[Records from a data source]

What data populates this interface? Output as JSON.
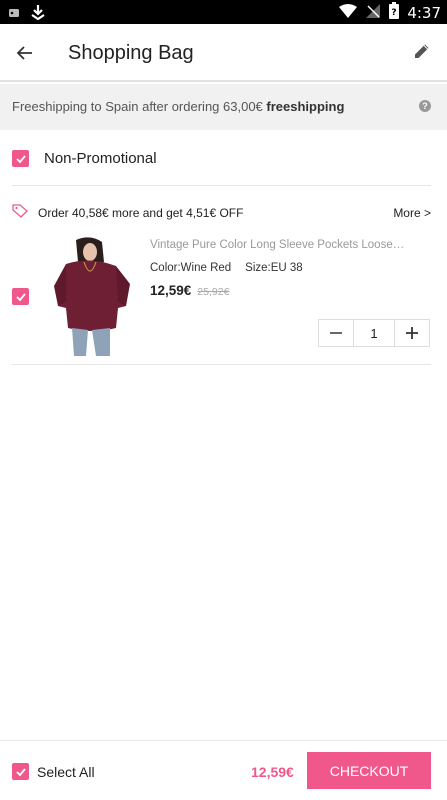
{
  "status_bar": {
    "time": "4:37",
    "icons": [
      "notification-icon",
      "download-icon",
      "wifi-icon",
      "no-signal-icon",
      "battery-icon"
    ]
  },
  "app_bar": {
    "title": "Shopping Bag",
    "back_icon": "arrow-left-icon",
    "edit_icon": "pencil-icon"
  },
  "shipping_banner": {
    "text": "Freeshipping to Spain after ordering 63,00€",
    "emphasis": "freeshipping",
    "help_icon": "?"
  },
  "group": {
    "title": "Non-Promotional",
    "checked": true
  },
  "promo": {
    "text": "Order 40,58€ more and get 4,51€ OFF",
    "more_label": "More >"
  },
  "items": [
    {
      "name": "Vintage Pure Color Long Sleeve Pockets Loose…",
      "color": "Color:Wine Red",
      "size": "Size:EU 38",
      "price": "12,59€",
      "original_price": "25,92€",
      "quantity": "1",
      "checked": true
    }
  ],
  "stepper": {
    "minus": "—",
    "plus": "+"
  },
  "bottom_bar": {
    "select_all_label": "Select All",
    "total": "12,59€",
    "checkout_label": "CHECKOUT"
  },
  "colors": {
    "accent": "#f0588c",
    "banner_bg": "#f1f1f1",
    "muted_text": "#999999"
  }
}
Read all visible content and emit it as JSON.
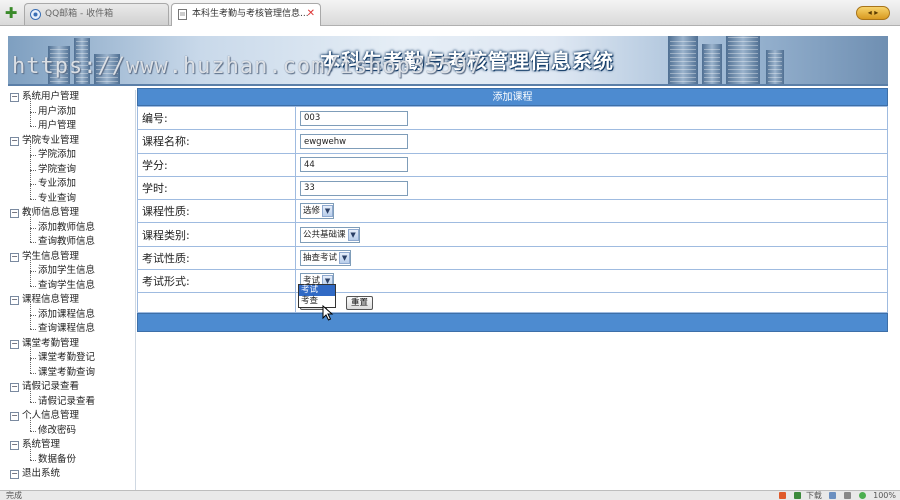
{
  "browser": {
    "tabs": [
      {
        "label": "QQ邮箱 - 收件箱",
        "active": false
      },
      {
        "label": "本科生考勤与考核管理信息...",
        "active": true
      }
    ],
    "status_left": "完成",
    "status_download": "下载",
    "status_zoom": "100%"
  },
  "banner": {
    "title": "本科生考勤与考核管理信息系统",
    "watermark": "https://www.huzhan.com/ishop35597"
  },
  "sidebar": {
    "groups": [
      {
        "title": "系统用户管理",
        "items": [
          "用户添加",
          "用户管理"
        ]
      },
      {
        "title": "学院专业管理",
        "items": [
          "学院添加",
          "学院查询",
          "专业添加",
          "专业查询"
        ]
      },
      {
        "title": "教师信息管理",
        "items": [
          "添加教师信息",
          "查询教师信息"
        ]
      },
      {
        "title": "学生信息管理",
        "items": [
          "添加学生信息",
          "查询学生信息"
        ]
      },
      {
        "title": "课程信息管理",
        "items": [
          "添加课程信息",
          "查询课程信息"
        ]
      },
      {
        "title": "课堂考勤管理",
        "items": [
          "课堂考勤登记",
          "课堂考勤查询"
        ]
      },
      {
        "title": "请假记录查看",
        "items": [
          "请假记录查看"
        ]
      },
      {
        "title": "个人信息管理",
        "items": [
          "修改密码"
        ]
      },
      {
        "title": "系统管理",
        "items": [
          "数据备份"
        ]
      },
      {
        "title": "退出系统",
        "items": []
      }
    ]
  },
  "form": {
    "title": "添加课程",
    "fields": {
      "code": {
        "label": "编号:",
        "value": "003"
      },
      "name": {
        "label": "课程名称:",
        "value": "ewgwehw"
      },
      "credit": {
        "label": "学分:",
        "value": "44"
      },
      "hours": {
        "label": "学时:",
        "value": "33"
      },
      "nature": {
        "label": "课程性质:",
        "value": "选修"
      },
      "category": {
        "label": "课程类别:",
        "value": "公共基础课"
      },
      "exam_nature": {
        "label": "考试性质:",
        "value": "抽查考试"
      },
      "exam_form": {
        "label": "考试形式:",
        "value": "考试"
      }
    },
    "exam_form_options": [
      "考试",
      "考查"
    ],
    "submit_label": "提交",
    "reset_label": "重置"
  }
}
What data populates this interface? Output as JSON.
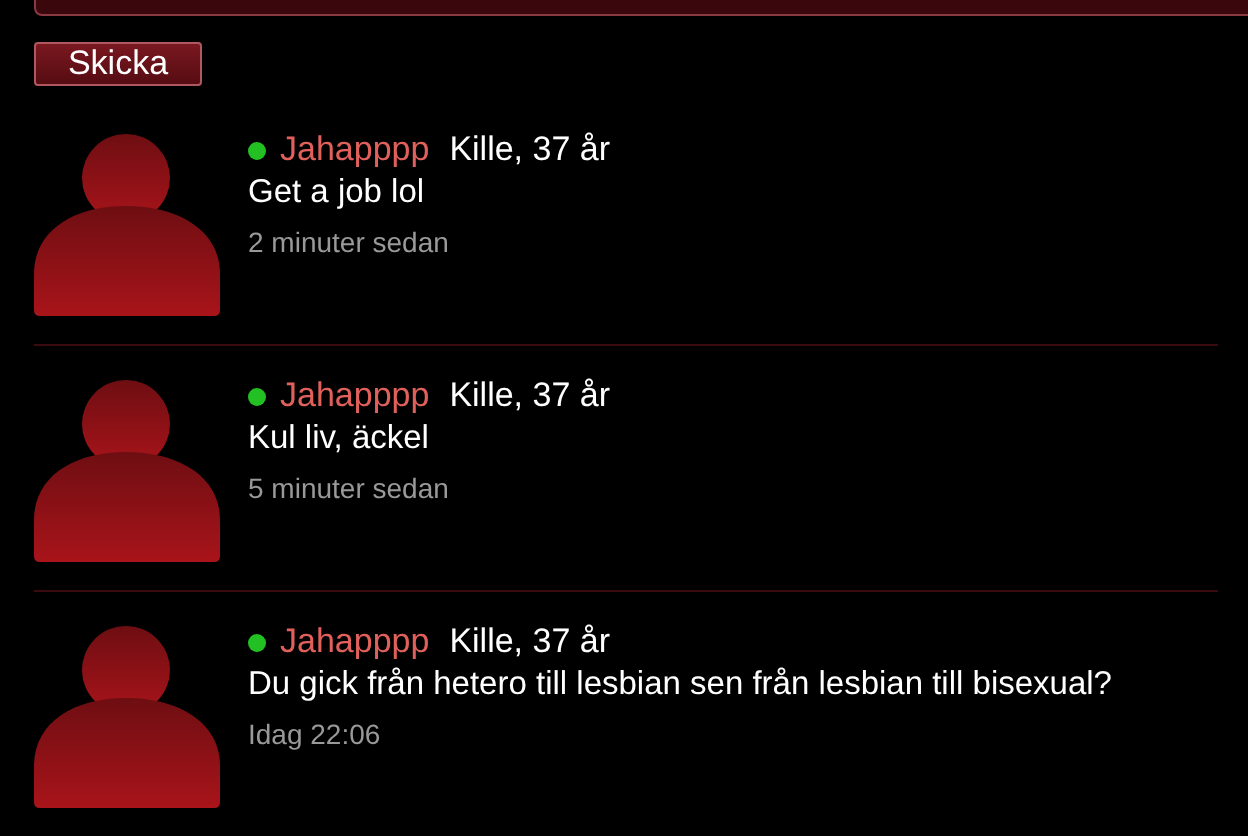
{
  "send_button": {
    "label": "Skicka"
  },
  "posts": [
    {
      "online": true,
      "username": "Jahapppp",
      "info": "Kille, 37 år",
      "message": "Get a job lol",
      "time": "2 minuter sedan"
    },
    {
      "online": true,
      "username": "Jahapppp",
      "info": "Kille, 37 år",
      "message": "Kul liv, äckel",
      "time": "5 minuter sedan"
    },
    {
      "online": true,
      "username": "Jahapppp",
      "info": "Kille, 37 år",
      "message": "Du gick från hetero till lesbian sen från lesbian till bisexual?",
      "time": "Idag 22:06"
    }
  ]
}
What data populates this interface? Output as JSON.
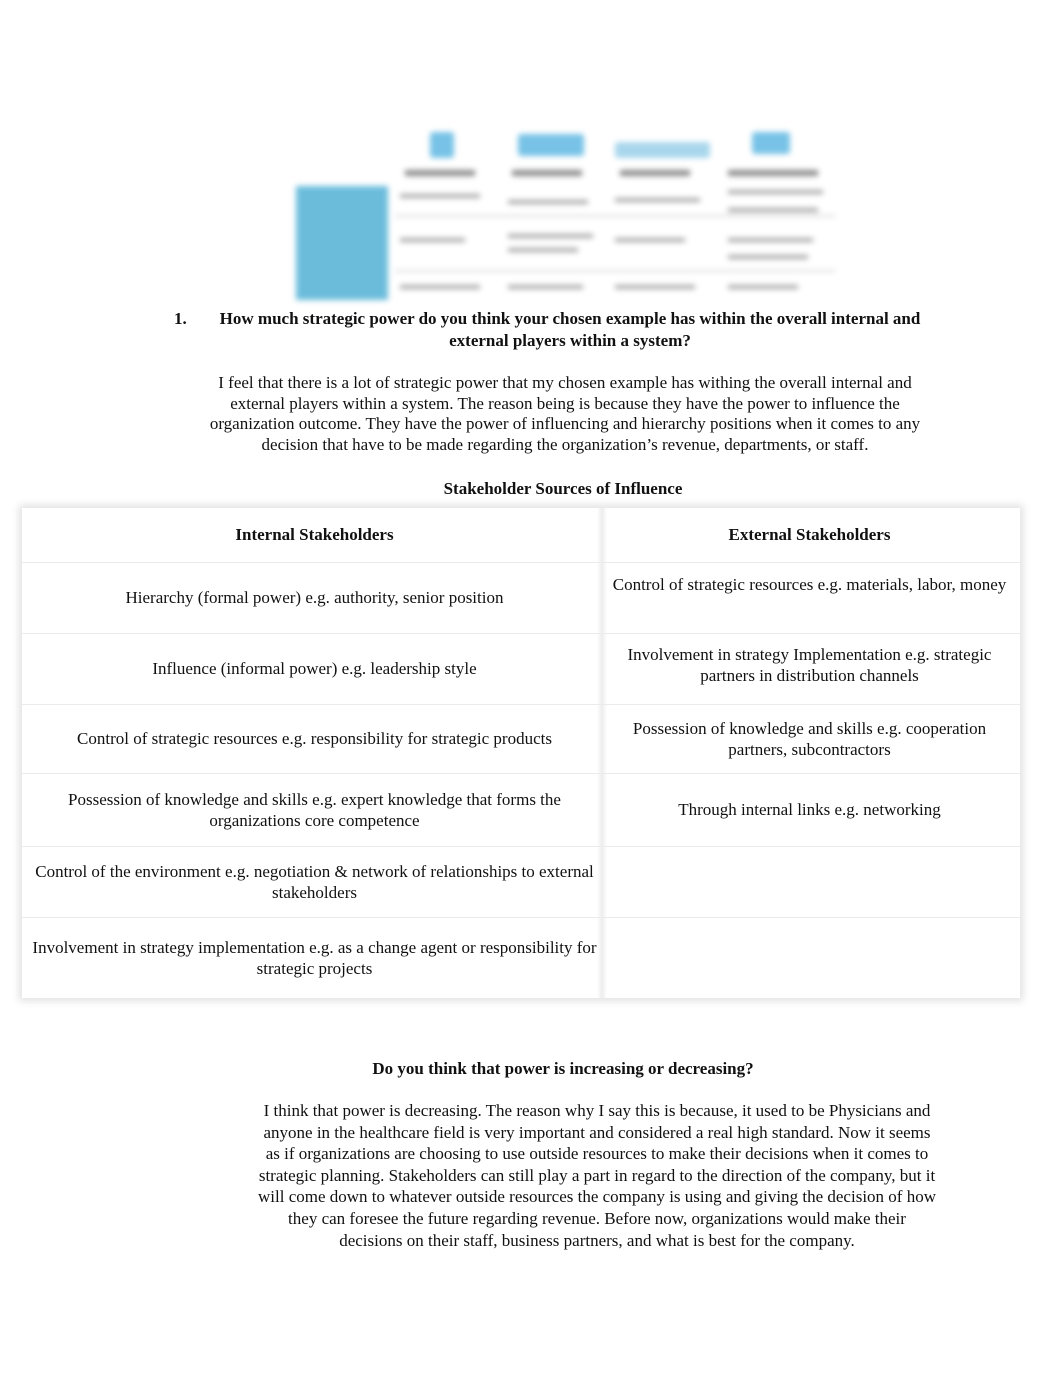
{
  "figure": {
    "description": "blurred stakeholder diagram image",
    "accent_color": "#3aa6d0"
  },
  "question1": {
    "number": "1.",
    "text": "How much strategic power do you think your chosen example has within the overall internal and external players within a system?"
  },
  "answer1": {
    "text": "I feel that there is a lot of strategic power that my chosen example has withing the overall internal and external players within a system.  The reason being is because they have the power to influence the organization outcome. They have the power of influencing and hierarchy positions when it comes to any decision that have to be made regarding the organization’s revenue, departments, or staff."
  },
  "table": {
    "title": "Stakeholder Sources of Influence",
    "headers": [
      "Internal Stakeholders",
      "External Stakeholders"
    ],
    "rows": [
      {
        "internal": "Hierarchy (formal power) e.g. authority, senior position",
        "external": "Control of strategic resources e.g. materials, labor, money"
      },
      {
        "internal": "Influence (informal power) e.g. leadership style",
        "external": "Involvement in strategy Implementation e.g. strategic partners in distribution channels"
      },
      {
        "internal": "Control of strategic resources e.g. responsibility for strategic products",
        "external": "Possession of knowledge and skills e.g. cooperation partners, subcontractors"
      },
      {
        "internal": "Possession of knowledge and skills e.g. expert knowledge that forms the organizations core competence",
        "external": "Through internal links e.g. networking"
      },
      {
        "internal": "Control of the environment e.g. negotiation & network of relationships to external stakeholders",
        "external": ""
      },
      {
        "internal": "Involvement in strategy implementation e.g. as a change agent or responsibility for strategic projects",
        "external": ""
      }
    ]
  },
  "question2": {
    "text": "Do you think that power is increasing or decreasing?"
  },
  "answer2": {
    "text": "I think that power is decreasing.  The reason why I say this is because, it used to be Physicians and anyone in the healthcare field is very important and considered a real high standard.  Now it seems as if organizations are choosing to use outside resources to make their decisions when it comes to strategic planning.  Stakeholders can still play a part in regard to the direction of the company, but it will come down to whatever outside resources the company is using and giving the decision of how they can foresee the future regarding revenue.  Before now, organizations would make their decisions on their staff, business partners, and what is best for the company."
  }
}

- _WHAT IS REQUIRED_:
Without the pictures, write out every entry precisely as it appears.

- _PROBLEM SOLUTION_:
What data populates this interface? Output as JSON.
{
  "status_bar": {
    "time": "4:37",
    "icons": [
      "notification-icon",
      "download-icon",
      "wifi-icon",
      "no-signal-icon",
      "battery-icon"
    ]
  },
  "app_bar": {
    "title": "Shopping Bag",
    "back_icon": "arrow-left-icon",
    "edit_icon": "pencil-icon"
  },
  "shipping_banner": {
    "text": "Freeshipping to Spain after ordering 63,00€",
    "emphasis": "freeshipping",
    "help_icon": "?"
  },
  "group": {
    "title": "Non-Promotional",
    "checked": true
  },
  "promo": {
    "text": "Order 40,58€ more and get 4,51€ OFF",
    "more_label": "More >"
  },
  "items": [
    {
      "name": "Vintage Pure Color Long Sleeve Pockets Loose…",
      "color": "Color:Wine Red",
      "size": "Size:EU 38",
      "price": "12,59€",
      "original_price": "25,92€",
      "quantity": "1",
      "checked": true
    }
  ],
  "stepper": {
    "minus": "—",
    "plus": "+"
  },
  "bottom_bar": {
    "select_all_label": "Select All",
    "total": "12,59€",
    "checkout_label": "CHECKOUT"
  },
  "colors": {
    "accent": "#f0588c",
    "banner_bg": "#f1f1f1",
    "muted_text": "#999999"
  }
}
Read all visible content and emit it as JSON.
{
  "browser": {
    "tabs": [
      {
        "label": "QQ邮箱 - 收件箱",
        "active": false
      },
      {
        "label": "本科生考勤与考核管理信息...",
        "active": true
      }
    ],
    "status_left": "完成",
    "status_download": "下载",
    "status_zoom": "100%"
  },
  "banner": {
    "title": "本科生考勤与考核管理信息系统",
    "watermark": "https://www.huzhan.com/ishop35597"
  },
  "sidebar": {
    "groups": [
      {
        "title": "系统用户管理",
        "items": [
          "用户添加",
          "用户管理"
        ]
      },
      {
        "title": "学院专业管理",
        "items": [
          "学院添加",
          "学院查询",
          "专业添加",
          "专业查询"
        ]
      },
      {
        "title": "教师信息管理",
        "items": [
          "添加教师信息",
          "查询教师信息"
        ]
      },
      {
        "title": "学生信息管理",
        "items": [
          "添加学生信息",
          "查询学生信息"
        ]
      },
      {
        "title": "课程信息管理",
        "items": [
          "添加课程信息",
          "查询课程信息"
        ]
      },
      {
        "title": "课堂考勤管理",
        "items": [
          "课堂考勤登记",
          "课堂考勤查询"
        ]
      },
      {
        "title": "请假记录查看",
        "items": [
          "请假记录查看"
        ]
      },
      {
        "title": "个人信息管理",
        "items": [
          "修改密码"
        ]
      },
      {
        "title": "系统管理",
        "items": [
          "数据备份"
        ]
      },
      {
        "title": "退出系统",
        "items": []
      }
    ]
  },
  "form": {
    "title": "添加课程",
    "fields": {
      "code": {
        "label": "编号:",
        "value": "003"
      },
      "name": {
        "label": "课程名称:",
        "value": "ewgwehw"
      },
      "credit": {
        "label": "学分:",
        "value": "44"
      },
      "hours": {
        "label": "学时:",
        "value": "33"
      },
      "nature": {
        "label": "课程性质:",
        "value": "选修"
      },
      "category": {
        "label": "课程类别:",
        "value": "公共基础课"
      },
      "exam_nature": {
        "label": "考试性质:",
        "value": "抽查考试"
      },
      "exam_form": {
        "label": "考试形式:",
        "value": "考试"
      }
    },
    "exam_form_options": [
      "考试",
      "考查"
    ],
    "submit_label": "提交",
    "reset_label": "重置"
  }
}
What data populates this interface? Output as JSON.
{
  "send_button": {
    "label": "Skicka"
  },
  "posts": [
    {
      "online": true,
      "username": "Jahapppp",
      "info": "Kille, 37 år",
      "message": "Get a job lol",
      "time": "2 minuter sedan"
    },
    {
      "online": true,
      "username": "Jahapppp",
      "info": "Kille, 37 år",
      "message": "Kul liv, äckel",
      "time": "5 minuter sedan"
    },
    {
      "online": true,
      "username": "Jahapppp",
      "info": "Kille, 37 år",
      "message": "Du gick från hetero till lesbian sen från lesbian till bisexual?",
      "time": "Idag 22:06"
    }
  ]
}
What data populates this interface? Output as JSON.
{
  "figure": {
    "description": "blurred stakeholder diagram image",
    "accent_color": "#3aa6d0"
  },
  "question1": {
    "number": "1.",
    "text": "How much strategic power do you think your chosen example has within the overall internal and external players within a system?"
  },
  "answer1": {
    "text": "I feel that there is a lot of strategic power that my chosen example has withing the overall internal and external players within a system.  The reason being is because they have the power to influence the organization outcome. They have the power of influencing and hierarchy positions when it comes to any decision that have to be made regarding the organization’s revenue, departments, or staff."
  },
  "table": {
    "title": "Stakeholder Sources of Influence",
    "headers": [
      "Internal Stakeholders",
      "External Stakeholders"
    ],
    "rows": [
      {
        "internal": "Hierarchy (formal power) e.g. authority, senior position",
        "external": "Control of strategic resources e.g. materials, labor, money"
      },
      {
        "internal": "Influence (informal power) e.g. leadership style",
        "external": "Involvement in strategy Implementation e.g. strategic partners in distribution channels"
      },
      {
        "internal": "Control of strategic resources e.g. responsibility for strategic products",
        "external": "Possession of knowledge and skills e.g. cooperation partners, subcontractors"
      },
      {
        "internal": "Possession of knowledge and skills e.g. expert knowledge that forms the organizations core competence",
        "external": "Through internal links e.g. networking"
      },
      {
        "internal": "Control of the environment e.g. negotiation & network of relationships to external stakeholders",
        "external": ""
      },
      {
        "internal": "Involvement in strategy implementation e.g. as a change agent or responsibility for strategic projects",
        "external": ""
      }
    ]
  },
  "question2": {
    "text": "Do you think that power is increasing or decreasing?"
  },
  "answer2": {
    "text": "I think that power is decreasing.  The reason why I say this is because, it used to be Physicians and anyone in the healthcare field is very important and considered a real high standard.  Now it seems as if organizations are choosing to use outside resources to make their decisions when it comes to strategic planning.  Stakeholders can still play a part in regard to the direction of the company, but it will come down to whatever outside resources the company is using and giving the decision of how they can foresee the future regarding revenue.  Before now, organizations would make their decisions on their staff, business partners, and what is best for the company."
  }
}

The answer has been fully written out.